• **提示抜粋**
================

Haematopathology-WHO 5th classification
再現性のある遺伝子異常を呈する急性骨髄性白血病の一型
通常, 異常な好酸球増多を伴う単球および顆粒球分化を示すAML-M4eosの形態をとる。Synonymに AML with abnormal marrow eosinophilsがある。
56yo female AML-M4Eo with inv(16)(p13.1q22)
中央と右にbasophilicな大型顆粒をもつ異常好酸球が認められる。この症例では異常好酸球が少なかった。(クリックで大きな画像がみられます)
56yo female
骨髄組織所見 HE染色
骨髄 clot section: particlesは境界不明瞭. cellularity 70-90%の過形成髄. 赤芽球血島はわずかに認められるのみ. Mgkは散見されるが数は少ない. granulopoietic hyperplasia像と考えられる.(HE 低倍率)
HE(高倍率)では類円形および, くびれのあるvesicularな核を有するN/C比大の細胞がシート状に増殖している.1-2個の核小体明瞭な核が多い. 細胞質は淡明, 泡沫様で境界は不明瞭となっている. 多数の核分裂像が認められる.
芽球, 幼若細胞のびまん性増殖の所見. 淡明な細胞質, 細胞境界不明瞭なくびれた核の細胞は単芽球, 前単球様である.

================

• **提供エントリ**
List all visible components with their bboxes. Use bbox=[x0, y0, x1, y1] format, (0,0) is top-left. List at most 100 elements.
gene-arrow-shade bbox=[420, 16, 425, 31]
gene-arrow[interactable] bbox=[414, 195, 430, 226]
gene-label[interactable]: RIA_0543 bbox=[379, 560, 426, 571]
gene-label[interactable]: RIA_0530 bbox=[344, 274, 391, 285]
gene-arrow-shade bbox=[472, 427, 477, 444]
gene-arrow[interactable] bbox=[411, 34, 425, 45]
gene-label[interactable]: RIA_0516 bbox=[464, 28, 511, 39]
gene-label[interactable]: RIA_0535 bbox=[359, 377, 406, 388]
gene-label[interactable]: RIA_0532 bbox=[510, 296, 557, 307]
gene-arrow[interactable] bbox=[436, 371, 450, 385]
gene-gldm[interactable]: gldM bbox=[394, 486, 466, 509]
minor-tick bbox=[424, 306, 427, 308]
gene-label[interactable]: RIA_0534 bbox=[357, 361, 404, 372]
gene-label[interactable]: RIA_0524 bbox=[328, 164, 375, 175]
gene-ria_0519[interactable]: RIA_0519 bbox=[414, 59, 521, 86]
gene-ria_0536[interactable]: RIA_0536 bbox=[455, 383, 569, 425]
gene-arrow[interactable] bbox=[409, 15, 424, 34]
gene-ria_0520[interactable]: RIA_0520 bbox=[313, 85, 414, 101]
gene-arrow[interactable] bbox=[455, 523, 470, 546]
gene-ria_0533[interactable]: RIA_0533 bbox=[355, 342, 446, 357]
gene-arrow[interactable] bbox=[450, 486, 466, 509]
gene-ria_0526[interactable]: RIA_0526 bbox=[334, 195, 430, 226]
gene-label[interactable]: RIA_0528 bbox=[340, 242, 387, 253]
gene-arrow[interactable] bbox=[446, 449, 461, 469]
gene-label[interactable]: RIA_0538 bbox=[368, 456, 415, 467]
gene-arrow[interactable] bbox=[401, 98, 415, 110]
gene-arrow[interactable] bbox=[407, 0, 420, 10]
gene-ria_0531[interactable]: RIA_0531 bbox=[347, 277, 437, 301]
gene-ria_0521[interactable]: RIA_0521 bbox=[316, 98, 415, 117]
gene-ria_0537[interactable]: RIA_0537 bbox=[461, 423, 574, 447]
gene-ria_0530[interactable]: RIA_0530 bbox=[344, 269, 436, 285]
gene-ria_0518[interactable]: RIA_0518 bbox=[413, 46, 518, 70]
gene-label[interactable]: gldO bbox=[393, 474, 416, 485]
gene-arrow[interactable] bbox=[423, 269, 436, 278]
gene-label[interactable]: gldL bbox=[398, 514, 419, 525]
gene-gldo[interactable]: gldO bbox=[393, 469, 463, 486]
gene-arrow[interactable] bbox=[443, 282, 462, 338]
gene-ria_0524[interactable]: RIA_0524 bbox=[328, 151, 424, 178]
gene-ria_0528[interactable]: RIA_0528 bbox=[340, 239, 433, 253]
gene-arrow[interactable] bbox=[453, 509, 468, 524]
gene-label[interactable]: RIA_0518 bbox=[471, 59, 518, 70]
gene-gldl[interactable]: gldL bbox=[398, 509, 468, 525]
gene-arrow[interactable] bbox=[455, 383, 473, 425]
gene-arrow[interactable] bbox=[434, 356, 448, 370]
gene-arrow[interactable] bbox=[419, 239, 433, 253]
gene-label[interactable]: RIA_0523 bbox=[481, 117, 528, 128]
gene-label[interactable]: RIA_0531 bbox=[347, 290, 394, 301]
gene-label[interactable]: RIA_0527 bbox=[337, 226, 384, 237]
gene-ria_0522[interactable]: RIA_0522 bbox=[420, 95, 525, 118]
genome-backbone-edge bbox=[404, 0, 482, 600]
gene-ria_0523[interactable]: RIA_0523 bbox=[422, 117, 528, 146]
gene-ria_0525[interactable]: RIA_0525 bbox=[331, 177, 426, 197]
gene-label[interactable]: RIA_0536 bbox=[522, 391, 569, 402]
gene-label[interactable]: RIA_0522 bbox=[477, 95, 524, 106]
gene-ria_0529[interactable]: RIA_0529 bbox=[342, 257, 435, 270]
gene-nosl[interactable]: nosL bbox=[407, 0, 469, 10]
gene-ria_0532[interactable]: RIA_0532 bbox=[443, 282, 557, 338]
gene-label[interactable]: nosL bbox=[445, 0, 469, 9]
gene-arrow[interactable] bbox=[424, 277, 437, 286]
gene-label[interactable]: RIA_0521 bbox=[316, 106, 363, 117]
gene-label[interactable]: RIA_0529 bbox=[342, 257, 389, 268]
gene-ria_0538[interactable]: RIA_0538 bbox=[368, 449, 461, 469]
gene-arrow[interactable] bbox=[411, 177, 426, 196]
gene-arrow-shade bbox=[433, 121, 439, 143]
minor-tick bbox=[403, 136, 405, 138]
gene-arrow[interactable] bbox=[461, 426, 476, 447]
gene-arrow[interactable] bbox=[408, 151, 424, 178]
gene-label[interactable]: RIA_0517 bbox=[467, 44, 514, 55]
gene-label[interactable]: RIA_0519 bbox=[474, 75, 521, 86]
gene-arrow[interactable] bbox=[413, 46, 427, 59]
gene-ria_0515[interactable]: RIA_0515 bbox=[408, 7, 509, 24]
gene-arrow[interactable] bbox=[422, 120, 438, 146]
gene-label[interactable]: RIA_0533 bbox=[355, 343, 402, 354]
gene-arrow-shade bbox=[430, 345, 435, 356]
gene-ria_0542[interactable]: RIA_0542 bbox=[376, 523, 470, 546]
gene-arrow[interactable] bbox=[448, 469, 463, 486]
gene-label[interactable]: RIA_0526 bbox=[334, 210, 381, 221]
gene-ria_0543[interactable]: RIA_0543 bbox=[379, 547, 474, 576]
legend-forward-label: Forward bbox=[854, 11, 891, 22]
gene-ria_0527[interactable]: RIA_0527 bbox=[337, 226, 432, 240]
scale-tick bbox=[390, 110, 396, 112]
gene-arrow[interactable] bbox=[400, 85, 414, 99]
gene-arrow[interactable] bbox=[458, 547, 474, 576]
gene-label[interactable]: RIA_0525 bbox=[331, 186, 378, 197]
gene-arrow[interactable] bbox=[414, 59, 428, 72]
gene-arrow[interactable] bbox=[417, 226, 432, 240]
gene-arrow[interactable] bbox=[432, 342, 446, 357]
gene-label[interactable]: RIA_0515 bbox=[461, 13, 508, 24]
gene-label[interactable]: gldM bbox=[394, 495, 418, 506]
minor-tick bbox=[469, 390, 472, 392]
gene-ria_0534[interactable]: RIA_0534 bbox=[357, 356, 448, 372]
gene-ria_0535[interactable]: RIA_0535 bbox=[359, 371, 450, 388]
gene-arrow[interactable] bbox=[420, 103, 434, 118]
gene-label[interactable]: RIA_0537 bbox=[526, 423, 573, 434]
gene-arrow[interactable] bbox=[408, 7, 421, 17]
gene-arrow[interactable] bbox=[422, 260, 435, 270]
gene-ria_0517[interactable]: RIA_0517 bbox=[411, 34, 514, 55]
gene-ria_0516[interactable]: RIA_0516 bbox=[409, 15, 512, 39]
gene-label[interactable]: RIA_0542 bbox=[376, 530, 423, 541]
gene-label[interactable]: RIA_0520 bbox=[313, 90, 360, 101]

================

• **課題**
**1.** 提示抜粋の骨髄組織所見で、一部の細胞が単芽球・前単球様とされているのは、その細胞のどのような特徴によるものか説明してください。
**2.** 提示抜粋から、「Haematopathology-WHO 5th classification」から「細胞質は淡明, 泡沫様で境界は不明瞭となっている. 多数の核分裂像が認められる.」までをすべて、一字一句違えずに抜き出してください。

• **各課題の解答**
**1.** それらの細胞が、淡明な細胞質を持ち、細胞境界が不明瞭で、くびれた核を有しているためです。

**2.**
Haematopathology-WHO 5th classification
再現性のある遺伝子異常を呈する急性骨髄性白血病の一型
通常, 異常な好酸球増多を伴う単球および顆粒球分化を示すAML-M4eosの形態をとる。Synonymに AML with abnormal marrow eosinophilsがある。
56yo female AML-M4Eo with inv(16)(p13.1q22)
中央と右にbasophilicな大型顆粒をもつ異常好酸球が認められる。この症例では異常好酸球が少なかった。(クリックで大きな画像がみられます)
56yo female
骨髄組織所見 HE染色
骨髄 clot section: particlesは境界不明瞭. cellularity 70-90%の過形成髄. 赤芽球血島はわずかに認められるのみ. Mgkは散見されるが数は少ない. granulopoietic hyperplasia像と考えられる.(HE 低倍率)
HE(高倍率)では類円形および, くびれのあるvesicularな核を有するN/C比大の細胞がシート状に増殖している.1-2個の核小体明瞭な核が多い. 細胞質は淡明, 泡沫様で境界は不明瞭となっている. 多数の核分裂像が認められる.